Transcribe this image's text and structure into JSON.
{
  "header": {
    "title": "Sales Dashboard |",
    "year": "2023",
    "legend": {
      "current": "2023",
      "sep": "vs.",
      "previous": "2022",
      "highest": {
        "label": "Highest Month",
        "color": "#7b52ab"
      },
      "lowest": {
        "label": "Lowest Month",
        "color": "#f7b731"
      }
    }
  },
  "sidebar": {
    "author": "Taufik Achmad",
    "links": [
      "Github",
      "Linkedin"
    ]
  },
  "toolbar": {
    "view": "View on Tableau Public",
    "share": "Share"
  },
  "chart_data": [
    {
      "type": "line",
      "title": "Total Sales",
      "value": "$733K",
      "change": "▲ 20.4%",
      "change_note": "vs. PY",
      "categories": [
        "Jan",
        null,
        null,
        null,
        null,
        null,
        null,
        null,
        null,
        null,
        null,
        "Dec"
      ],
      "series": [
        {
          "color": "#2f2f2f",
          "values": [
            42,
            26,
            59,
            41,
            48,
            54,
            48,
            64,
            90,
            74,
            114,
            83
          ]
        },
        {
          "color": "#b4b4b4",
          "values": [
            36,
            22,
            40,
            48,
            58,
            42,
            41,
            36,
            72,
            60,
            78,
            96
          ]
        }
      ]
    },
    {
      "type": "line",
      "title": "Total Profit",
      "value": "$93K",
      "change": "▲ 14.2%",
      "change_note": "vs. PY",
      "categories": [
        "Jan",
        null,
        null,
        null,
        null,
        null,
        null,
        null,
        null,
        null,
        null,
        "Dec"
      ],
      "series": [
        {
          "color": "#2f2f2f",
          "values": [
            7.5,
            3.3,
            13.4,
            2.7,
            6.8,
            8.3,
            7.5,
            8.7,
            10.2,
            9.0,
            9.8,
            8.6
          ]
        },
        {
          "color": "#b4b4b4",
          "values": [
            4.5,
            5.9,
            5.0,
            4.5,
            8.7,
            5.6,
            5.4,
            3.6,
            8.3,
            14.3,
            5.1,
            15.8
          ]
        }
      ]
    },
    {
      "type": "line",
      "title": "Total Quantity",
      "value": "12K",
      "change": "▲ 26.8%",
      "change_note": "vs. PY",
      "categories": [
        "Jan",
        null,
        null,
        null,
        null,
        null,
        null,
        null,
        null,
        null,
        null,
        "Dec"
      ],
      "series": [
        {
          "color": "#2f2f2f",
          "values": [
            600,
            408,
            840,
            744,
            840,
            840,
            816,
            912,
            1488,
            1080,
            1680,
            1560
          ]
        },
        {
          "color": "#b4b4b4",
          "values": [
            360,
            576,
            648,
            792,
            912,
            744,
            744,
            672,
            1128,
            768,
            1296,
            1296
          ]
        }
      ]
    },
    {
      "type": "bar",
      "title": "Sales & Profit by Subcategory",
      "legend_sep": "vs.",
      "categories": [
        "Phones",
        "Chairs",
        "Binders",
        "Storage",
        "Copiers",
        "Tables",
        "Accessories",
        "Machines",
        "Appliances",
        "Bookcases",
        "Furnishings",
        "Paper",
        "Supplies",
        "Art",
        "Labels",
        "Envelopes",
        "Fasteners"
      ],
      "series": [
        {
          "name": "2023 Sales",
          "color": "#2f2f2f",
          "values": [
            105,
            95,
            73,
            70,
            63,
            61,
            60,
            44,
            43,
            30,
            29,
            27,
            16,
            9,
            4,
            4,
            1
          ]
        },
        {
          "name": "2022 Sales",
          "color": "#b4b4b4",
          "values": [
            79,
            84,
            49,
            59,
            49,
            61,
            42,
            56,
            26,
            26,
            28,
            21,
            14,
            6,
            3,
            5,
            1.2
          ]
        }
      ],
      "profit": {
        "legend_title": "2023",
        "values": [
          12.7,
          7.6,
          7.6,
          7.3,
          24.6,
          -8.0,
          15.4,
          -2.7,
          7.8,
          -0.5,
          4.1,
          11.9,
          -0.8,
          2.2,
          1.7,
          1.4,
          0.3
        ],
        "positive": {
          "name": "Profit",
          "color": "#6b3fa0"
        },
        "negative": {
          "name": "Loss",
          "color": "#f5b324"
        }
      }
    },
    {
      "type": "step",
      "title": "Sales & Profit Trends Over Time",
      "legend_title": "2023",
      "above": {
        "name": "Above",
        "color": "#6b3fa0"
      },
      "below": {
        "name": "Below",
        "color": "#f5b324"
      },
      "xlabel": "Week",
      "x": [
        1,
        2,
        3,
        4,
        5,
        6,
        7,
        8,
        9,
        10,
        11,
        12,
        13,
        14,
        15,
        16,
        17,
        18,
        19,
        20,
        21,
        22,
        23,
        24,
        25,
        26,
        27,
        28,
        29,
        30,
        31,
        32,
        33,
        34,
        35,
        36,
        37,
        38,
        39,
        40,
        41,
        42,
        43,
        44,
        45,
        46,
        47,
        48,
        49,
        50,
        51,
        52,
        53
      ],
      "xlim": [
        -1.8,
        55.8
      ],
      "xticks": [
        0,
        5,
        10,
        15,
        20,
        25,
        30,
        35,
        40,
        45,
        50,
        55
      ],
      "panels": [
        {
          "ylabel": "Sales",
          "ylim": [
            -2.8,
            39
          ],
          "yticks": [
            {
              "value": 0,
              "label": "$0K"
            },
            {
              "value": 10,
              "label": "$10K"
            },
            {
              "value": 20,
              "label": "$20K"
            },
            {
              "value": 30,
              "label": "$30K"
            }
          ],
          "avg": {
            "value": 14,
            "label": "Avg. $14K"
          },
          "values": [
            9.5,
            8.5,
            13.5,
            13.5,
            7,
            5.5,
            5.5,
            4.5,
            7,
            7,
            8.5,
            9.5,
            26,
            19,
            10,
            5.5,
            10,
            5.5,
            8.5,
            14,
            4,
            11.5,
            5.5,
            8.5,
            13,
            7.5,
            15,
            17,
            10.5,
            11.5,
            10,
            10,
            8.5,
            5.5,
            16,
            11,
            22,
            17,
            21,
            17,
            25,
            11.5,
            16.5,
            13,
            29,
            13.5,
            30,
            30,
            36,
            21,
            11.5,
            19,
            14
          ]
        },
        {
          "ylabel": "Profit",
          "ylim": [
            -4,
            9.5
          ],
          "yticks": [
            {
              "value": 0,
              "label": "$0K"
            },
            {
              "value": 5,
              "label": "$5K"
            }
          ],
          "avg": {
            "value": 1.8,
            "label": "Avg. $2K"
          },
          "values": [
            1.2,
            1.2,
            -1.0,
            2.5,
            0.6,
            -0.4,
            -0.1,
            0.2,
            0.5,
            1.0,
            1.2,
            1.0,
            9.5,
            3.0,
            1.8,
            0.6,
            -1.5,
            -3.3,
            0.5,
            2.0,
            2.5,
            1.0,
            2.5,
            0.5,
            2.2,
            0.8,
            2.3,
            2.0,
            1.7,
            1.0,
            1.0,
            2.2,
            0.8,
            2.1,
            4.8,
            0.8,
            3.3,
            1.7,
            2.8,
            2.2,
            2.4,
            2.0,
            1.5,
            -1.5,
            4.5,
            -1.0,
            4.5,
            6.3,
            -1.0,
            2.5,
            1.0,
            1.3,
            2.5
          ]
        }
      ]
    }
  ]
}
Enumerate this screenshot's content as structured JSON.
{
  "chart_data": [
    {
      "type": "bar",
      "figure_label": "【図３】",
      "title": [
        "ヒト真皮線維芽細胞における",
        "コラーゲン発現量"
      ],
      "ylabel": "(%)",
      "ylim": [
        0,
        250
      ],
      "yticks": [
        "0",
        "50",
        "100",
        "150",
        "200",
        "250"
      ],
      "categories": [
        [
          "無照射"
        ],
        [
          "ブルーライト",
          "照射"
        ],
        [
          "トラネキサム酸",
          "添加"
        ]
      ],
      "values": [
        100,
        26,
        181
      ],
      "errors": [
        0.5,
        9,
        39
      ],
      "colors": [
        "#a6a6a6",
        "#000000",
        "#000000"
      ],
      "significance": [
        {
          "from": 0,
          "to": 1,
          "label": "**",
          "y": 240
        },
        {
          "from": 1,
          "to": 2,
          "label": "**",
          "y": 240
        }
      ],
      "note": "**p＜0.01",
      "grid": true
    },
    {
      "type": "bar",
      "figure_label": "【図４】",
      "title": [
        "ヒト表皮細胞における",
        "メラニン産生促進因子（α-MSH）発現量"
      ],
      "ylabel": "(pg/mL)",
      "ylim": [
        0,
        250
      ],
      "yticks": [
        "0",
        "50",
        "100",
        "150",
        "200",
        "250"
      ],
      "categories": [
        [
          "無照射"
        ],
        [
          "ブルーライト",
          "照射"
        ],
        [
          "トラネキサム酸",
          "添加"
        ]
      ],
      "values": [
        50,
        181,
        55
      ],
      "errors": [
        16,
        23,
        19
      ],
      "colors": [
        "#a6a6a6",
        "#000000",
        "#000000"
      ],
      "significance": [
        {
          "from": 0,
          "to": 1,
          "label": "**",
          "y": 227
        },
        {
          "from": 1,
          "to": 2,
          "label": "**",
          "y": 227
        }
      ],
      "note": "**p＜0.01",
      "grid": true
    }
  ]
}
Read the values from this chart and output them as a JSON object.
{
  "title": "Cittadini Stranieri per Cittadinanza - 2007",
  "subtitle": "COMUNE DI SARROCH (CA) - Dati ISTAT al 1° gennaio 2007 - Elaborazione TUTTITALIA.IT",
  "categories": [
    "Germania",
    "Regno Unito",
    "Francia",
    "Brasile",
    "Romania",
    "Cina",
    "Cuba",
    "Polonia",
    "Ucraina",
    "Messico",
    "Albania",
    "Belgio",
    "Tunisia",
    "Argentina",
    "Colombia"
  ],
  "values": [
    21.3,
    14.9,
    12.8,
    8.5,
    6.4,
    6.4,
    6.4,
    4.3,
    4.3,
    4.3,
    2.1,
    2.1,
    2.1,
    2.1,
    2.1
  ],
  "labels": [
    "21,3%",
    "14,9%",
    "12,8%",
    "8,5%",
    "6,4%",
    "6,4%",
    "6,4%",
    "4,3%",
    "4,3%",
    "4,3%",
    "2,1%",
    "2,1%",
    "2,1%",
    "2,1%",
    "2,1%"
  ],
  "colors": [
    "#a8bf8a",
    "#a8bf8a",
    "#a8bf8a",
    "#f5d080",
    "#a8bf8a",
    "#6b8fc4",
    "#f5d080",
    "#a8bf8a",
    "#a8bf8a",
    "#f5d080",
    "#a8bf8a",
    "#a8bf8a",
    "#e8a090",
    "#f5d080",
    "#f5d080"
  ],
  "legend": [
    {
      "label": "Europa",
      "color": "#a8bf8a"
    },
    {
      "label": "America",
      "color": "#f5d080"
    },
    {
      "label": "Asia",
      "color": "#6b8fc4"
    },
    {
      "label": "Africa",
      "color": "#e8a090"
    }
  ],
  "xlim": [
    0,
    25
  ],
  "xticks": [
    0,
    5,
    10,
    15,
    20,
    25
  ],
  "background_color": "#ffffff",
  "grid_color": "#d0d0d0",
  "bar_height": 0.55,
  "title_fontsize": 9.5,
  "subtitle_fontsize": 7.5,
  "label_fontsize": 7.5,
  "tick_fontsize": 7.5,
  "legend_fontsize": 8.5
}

Stated problem >> Above are the records; copy every line in them that holds the word "Total".

Answer in full >>
      "title": "Total Sales",
      "title": "Total Profit",
      "title": "Total Quantity",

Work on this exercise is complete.